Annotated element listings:

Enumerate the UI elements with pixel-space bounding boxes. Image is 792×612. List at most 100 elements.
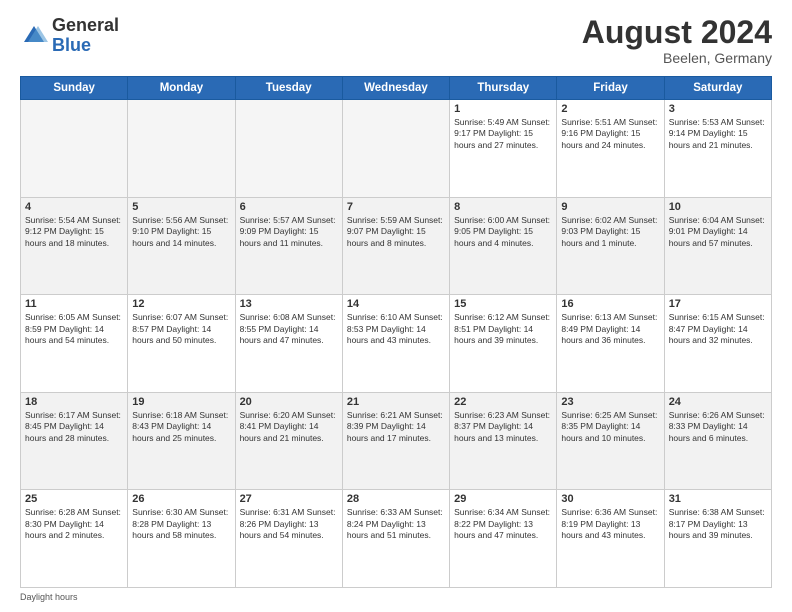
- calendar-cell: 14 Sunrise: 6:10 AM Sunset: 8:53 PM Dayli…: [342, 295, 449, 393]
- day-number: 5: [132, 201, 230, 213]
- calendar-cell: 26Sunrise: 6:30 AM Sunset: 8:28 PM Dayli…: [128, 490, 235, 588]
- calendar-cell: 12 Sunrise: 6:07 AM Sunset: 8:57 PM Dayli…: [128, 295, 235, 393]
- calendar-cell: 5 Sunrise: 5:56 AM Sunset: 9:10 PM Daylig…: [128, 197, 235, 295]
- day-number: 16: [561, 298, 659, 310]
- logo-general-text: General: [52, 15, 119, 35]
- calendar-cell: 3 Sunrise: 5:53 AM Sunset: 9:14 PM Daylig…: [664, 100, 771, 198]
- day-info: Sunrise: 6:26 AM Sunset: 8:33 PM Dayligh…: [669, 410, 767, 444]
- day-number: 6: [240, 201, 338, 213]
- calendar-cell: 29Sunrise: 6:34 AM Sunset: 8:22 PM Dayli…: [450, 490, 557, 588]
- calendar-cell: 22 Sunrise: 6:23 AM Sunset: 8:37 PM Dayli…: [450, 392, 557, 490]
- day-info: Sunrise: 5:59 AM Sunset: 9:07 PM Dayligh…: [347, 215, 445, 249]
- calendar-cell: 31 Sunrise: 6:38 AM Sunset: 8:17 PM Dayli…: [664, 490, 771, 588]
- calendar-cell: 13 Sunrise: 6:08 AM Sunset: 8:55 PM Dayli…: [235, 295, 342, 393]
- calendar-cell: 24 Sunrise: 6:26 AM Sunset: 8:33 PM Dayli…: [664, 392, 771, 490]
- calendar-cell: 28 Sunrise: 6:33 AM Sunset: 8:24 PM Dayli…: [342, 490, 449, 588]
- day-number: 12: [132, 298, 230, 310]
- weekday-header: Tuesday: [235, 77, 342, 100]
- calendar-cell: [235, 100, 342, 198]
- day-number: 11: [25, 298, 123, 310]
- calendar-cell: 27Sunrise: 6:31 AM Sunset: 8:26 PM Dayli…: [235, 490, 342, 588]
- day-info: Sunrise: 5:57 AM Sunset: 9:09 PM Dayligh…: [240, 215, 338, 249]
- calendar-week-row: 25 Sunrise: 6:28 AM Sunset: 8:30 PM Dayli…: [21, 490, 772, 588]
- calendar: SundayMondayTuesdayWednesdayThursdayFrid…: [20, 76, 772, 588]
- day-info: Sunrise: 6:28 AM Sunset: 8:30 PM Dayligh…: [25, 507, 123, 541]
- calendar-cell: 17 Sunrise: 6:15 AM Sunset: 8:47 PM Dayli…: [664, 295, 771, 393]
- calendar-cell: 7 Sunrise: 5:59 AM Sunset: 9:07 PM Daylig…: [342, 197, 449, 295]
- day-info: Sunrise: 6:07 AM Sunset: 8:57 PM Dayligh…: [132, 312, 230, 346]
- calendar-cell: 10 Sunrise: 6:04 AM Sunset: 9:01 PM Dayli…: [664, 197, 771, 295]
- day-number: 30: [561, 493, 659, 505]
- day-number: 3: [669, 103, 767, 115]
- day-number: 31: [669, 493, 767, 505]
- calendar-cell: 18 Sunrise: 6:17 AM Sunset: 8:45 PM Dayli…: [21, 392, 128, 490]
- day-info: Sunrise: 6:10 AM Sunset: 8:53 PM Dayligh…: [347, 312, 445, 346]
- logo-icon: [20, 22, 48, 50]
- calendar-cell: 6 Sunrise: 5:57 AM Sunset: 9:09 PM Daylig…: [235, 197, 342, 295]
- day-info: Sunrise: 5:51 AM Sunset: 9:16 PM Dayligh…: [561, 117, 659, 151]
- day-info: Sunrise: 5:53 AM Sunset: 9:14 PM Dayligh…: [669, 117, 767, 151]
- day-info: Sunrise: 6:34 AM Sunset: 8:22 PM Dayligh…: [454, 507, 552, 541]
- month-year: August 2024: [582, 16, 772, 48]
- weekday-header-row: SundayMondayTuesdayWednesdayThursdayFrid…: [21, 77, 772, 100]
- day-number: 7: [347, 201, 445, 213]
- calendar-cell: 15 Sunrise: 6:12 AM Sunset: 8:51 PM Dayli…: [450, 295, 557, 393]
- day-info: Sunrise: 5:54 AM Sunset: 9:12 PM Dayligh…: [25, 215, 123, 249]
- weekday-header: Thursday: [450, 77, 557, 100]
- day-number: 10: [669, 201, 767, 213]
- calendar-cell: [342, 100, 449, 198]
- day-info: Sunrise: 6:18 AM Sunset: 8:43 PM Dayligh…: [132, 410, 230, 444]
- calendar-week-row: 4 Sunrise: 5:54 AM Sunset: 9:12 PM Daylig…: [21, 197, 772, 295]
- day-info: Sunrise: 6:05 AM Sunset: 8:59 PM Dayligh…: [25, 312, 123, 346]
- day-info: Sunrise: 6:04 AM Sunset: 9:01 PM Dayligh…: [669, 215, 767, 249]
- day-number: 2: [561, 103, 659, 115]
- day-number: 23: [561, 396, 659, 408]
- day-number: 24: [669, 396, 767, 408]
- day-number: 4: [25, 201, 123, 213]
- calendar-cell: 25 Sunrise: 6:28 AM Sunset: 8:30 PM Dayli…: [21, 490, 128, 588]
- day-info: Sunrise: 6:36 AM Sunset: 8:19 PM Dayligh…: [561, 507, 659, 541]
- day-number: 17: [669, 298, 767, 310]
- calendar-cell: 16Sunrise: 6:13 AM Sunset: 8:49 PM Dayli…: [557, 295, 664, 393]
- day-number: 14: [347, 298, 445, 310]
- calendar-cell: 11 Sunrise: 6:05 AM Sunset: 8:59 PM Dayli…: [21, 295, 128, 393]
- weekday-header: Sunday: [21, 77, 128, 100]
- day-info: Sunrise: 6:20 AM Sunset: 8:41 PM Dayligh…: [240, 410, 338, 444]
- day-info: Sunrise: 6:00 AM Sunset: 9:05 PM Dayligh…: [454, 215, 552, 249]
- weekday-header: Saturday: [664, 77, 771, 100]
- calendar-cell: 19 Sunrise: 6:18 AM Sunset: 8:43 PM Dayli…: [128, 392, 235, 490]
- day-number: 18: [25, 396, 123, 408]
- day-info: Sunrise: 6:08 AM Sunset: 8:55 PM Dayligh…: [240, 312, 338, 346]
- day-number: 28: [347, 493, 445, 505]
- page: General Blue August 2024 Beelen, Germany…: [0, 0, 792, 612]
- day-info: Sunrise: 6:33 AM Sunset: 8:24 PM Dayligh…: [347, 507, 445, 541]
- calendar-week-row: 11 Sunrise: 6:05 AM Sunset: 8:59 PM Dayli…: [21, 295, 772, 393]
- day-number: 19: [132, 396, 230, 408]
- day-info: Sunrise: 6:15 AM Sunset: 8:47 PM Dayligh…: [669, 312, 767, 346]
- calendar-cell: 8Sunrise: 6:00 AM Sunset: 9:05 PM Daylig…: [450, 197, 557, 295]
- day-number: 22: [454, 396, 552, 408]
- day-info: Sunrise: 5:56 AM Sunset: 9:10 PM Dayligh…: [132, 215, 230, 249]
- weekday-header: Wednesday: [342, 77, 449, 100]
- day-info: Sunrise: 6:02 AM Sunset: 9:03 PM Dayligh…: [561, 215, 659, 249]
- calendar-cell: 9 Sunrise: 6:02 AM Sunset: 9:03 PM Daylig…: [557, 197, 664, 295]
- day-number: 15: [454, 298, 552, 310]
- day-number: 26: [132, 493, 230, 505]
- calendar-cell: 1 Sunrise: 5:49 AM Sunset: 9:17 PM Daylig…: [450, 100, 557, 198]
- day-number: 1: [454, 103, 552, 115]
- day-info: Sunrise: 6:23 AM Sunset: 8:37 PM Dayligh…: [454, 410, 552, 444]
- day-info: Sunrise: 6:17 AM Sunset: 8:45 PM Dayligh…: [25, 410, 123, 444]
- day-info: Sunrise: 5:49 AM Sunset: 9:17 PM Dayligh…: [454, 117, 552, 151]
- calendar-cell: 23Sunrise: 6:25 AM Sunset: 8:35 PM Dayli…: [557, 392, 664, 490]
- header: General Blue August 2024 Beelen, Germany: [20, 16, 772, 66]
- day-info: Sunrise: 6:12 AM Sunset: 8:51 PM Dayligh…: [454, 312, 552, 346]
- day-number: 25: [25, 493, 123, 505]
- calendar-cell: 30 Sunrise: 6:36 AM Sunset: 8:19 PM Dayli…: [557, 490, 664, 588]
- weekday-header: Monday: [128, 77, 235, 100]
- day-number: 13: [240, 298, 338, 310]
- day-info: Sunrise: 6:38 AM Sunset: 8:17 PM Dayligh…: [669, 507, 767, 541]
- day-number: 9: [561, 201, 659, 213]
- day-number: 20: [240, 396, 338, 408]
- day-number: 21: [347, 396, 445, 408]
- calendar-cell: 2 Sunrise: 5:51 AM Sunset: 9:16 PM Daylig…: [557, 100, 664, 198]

▶ [WHAT TO DO] Copy the data verbatim, from the line containing "- calendar-cell: 14" down through the line containing "- calendar-cell: 5", with both of those lines included.

▶ [ANSWER TO THIS PROBLEM]
- calendar-cell: 14 Sunrise: 6:10 AM Sunset: 8:53 PM Dayli…: [342, 295, 449, 393]
- day-number: 5: [132, 201, 230, 213]
- calendar-cell: 26Sunrise: 6:30 AM Sunset: 8:28 PM Dayli…: [128, 490, 235, 588]
- calendar-cell: 12 Sunrise: 6:07 AM Sunset: 8:57 PM Dayli…: [128, 295, 235, 393]
- calendar-cell: 5 Sunrise: 5:56 AM Sunset: 9:10 PM Daylig…: [128, 197, 235, 295]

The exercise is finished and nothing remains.